### MISE EN PRATIQUE
A. D'après l'extrait sur la garde à vue de Patrick Bruel, de combien de temps cette garde à vue a-t-elle été prolongée ?
B. Prolongez l'extrait sur la garde à vue de Patrick Bruel au-delà de sa dernière phrase.

-------- EXTRAIT FOURNI

La garde à vue de Patrick Bruel a été prolongée de vingt-quatre heures ce mardi 9 juin, alors que le chanteur et comédien est entendu depuis la veille par les enquêteurs. Les investigations portent sur des faits d’agressions sexuelles et de tentatives de viol qui concerneraient une dizaine de femmes.

Un signalement ancien qui interroge

Alors que l’audition se poursuit, des questionnements émergent sur le traitement des premiers signalements reçus par la justice dès 2019. Plusieurs témoignages concordants, des faits non prescrits et des victimes qui n’avaient jamais été auditionnées à l’époque suscitent des interrogations parmi les spécialistes. Selon certains observateurs, la justice disposait « largement de quoi enquêter et avancer » dès cette période, mais les investigations n’auraient pas été approfondies.

----------------
-------- DONNÉES ENREGISTRÉES

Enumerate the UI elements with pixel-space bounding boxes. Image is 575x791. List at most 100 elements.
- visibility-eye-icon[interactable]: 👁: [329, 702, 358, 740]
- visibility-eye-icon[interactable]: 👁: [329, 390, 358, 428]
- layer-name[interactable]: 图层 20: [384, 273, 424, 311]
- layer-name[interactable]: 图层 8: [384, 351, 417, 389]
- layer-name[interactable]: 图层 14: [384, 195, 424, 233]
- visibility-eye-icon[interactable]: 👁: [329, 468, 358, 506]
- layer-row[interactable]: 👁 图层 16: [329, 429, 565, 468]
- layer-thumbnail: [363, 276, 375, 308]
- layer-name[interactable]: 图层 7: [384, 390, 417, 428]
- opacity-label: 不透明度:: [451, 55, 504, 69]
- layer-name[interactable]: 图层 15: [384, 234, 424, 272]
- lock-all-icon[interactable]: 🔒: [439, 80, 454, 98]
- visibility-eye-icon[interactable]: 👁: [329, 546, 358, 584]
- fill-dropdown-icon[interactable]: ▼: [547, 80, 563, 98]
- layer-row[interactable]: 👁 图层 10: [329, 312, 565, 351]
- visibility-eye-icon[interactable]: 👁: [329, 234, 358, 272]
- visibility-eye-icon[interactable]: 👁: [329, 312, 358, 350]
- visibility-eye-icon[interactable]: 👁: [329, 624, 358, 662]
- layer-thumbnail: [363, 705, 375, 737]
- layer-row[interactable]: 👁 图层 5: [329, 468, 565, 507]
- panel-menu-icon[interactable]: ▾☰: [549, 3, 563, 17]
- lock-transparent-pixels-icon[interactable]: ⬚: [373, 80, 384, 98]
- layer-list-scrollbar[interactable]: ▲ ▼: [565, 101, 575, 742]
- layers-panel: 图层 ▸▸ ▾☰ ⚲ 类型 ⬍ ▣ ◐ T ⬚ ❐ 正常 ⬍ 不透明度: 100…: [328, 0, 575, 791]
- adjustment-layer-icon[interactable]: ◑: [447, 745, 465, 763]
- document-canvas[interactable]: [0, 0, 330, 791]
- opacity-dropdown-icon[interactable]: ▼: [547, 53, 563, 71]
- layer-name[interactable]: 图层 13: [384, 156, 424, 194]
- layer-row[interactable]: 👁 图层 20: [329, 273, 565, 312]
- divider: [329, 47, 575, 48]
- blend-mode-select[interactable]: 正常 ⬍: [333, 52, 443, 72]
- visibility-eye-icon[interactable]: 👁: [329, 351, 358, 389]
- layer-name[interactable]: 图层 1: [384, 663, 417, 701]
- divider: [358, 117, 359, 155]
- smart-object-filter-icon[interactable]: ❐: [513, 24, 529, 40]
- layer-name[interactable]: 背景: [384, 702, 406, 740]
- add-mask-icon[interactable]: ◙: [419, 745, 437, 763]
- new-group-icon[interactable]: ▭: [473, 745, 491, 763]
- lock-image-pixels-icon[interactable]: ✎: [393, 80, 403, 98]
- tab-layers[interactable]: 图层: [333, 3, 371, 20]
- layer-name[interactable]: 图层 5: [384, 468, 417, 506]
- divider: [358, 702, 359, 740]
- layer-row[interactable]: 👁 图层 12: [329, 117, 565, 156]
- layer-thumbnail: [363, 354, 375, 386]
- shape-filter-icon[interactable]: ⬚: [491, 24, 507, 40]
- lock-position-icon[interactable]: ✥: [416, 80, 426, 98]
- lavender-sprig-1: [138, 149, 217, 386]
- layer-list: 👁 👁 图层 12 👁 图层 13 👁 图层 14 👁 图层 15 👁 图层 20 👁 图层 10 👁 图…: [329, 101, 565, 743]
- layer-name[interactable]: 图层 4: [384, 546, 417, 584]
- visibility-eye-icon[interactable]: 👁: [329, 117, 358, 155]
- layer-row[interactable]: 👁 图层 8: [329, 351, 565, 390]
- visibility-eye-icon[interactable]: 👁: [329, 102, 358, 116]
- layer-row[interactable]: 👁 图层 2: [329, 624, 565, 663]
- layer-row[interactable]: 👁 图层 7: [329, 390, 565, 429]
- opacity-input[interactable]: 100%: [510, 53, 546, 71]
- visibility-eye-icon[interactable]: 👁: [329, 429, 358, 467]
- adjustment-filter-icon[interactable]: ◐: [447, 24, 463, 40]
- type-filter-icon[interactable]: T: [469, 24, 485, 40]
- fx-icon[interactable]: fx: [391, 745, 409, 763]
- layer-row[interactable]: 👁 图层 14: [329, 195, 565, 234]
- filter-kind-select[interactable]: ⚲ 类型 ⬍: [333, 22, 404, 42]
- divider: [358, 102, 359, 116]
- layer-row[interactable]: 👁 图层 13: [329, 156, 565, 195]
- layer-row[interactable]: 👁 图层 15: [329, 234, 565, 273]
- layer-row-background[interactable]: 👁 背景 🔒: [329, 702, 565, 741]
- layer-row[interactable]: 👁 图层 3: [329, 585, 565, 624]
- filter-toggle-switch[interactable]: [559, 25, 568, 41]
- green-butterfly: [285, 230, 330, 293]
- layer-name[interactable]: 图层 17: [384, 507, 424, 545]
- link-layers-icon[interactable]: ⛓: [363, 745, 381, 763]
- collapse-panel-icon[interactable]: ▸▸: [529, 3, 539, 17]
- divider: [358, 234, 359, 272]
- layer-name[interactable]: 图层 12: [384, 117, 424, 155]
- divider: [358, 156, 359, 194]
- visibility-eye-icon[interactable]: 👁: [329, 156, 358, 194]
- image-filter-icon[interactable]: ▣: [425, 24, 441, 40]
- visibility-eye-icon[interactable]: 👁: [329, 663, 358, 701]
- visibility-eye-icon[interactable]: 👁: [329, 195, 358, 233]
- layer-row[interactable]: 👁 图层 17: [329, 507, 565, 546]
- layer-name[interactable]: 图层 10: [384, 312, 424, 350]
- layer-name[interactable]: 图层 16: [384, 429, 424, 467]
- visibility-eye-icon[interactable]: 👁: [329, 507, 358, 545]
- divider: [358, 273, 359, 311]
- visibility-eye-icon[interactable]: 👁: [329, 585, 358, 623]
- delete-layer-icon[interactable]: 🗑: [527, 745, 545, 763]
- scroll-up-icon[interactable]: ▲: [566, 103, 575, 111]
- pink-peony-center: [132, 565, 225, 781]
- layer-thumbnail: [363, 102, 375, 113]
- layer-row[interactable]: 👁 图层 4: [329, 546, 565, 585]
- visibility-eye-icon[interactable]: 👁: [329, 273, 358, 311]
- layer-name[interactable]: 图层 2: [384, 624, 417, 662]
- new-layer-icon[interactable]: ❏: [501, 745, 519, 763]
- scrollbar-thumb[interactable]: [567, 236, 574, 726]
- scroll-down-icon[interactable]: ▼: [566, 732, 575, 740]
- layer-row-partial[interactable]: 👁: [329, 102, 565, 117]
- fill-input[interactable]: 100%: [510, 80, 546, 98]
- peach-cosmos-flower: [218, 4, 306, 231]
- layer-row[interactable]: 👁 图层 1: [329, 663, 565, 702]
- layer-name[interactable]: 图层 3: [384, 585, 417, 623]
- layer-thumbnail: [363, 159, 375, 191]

----------------

### RÉPONSES PAR TÂCHE
A. Elle a été prolongée de vingt-quatre heures.

B.
Une affaire qui prend de l’ampleur

Depuis les premières révélations, le nombre de plaintes n’a cessé de croître. Treize victimes sont désormais recensées, et plusieurs associations, dont le collectif Nous Toutes, ont salué l’évolution de la procédure. La comédienne Andréa Bescond, connue pour son engagement contre les violences sexuelles, a également réagi en appelant à libérer la parole des victimes.

Conséquences professionnelles

Face à la multiplication des accusations, Patrick Bruel a pris des mesures conservatoires. Il a suspendu sa tournée estivale et annoncé son retrait des Enfoirés, le célèbre collectif d’artistes. Ces décisions interviennent alors que l’artiste est également épinglé par des journalistes qui décrivent un climat de crainte et des consignes éditoriales restrictives dans certaines rédactions.

Une procédure en cours

La garde à vue prolongée permet aux enquêteurs de poursuivre les auditions et de confronter les éléments recueillis. L’issue de cette phase déterminera la suite judiciaire, avec une possible mise en examen ou un classement sans suite. L’affaire continue de susciter un vif intérêt médiatique et public.